▶ **Description of the task**: Note how many lines contain "icon" and give that number, with nothing else.

▶ **Data items**:

↓↓↓

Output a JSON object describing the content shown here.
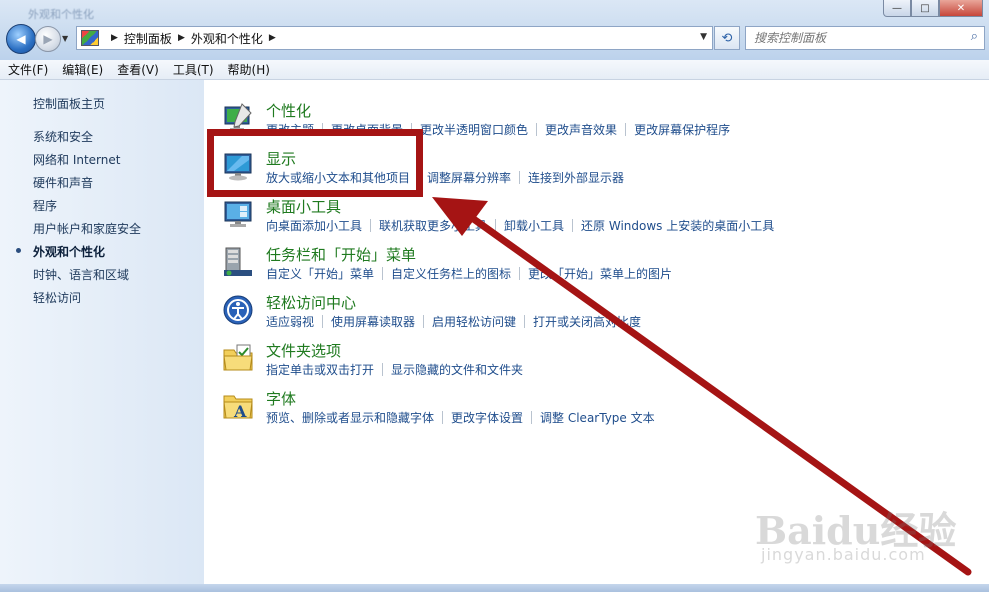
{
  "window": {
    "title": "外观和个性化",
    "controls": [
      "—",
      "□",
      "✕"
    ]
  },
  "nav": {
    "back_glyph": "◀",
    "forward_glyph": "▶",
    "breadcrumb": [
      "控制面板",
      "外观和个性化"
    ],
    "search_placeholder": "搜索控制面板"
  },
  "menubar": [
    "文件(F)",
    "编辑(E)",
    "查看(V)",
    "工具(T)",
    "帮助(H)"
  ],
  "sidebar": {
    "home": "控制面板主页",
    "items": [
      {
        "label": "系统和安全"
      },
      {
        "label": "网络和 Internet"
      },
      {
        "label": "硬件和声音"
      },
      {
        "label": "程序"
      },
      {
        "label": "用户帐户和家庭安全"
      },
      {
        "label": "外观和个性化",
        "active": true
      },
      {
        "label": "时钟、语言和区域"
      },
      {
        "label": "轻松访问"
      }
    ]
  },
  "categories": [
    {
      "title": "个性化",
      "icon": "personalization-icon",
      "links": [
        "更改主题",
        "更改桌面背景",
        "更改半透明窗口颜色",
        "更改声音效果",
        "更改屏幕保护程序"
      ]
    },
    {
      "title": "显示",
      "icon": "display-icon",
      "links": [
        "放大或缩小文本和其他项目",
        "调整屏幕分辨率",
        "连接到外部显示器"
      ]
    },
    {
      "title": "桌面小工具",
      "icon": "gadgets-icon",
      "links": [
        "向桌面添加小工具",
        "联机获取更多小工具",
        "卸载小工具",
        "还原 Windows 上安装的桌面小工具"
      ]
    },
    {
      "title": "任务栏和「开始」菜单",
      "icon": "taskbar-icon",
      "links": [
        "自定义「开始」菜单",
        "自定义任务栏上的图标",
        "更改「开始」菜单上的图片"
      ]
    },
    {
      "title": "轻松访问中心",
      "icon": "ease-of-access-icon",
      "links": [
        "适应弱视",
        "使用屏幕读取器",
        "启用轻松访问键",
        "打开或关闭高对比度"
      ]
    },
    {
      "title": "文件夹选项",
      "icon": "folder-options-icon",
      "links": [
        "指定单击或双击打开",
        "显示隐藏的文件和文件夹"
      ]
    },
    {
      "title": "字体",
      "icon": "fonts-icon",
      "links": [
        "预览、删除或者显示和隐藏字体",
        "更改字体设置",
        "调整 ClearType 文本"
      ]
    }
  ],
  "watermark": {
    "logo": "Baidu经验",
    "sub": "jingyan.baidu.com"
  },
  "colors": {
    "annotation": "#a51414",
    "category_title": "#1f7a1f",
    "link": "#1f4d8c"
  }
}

↑↑↑

▶ **Final answer**: 7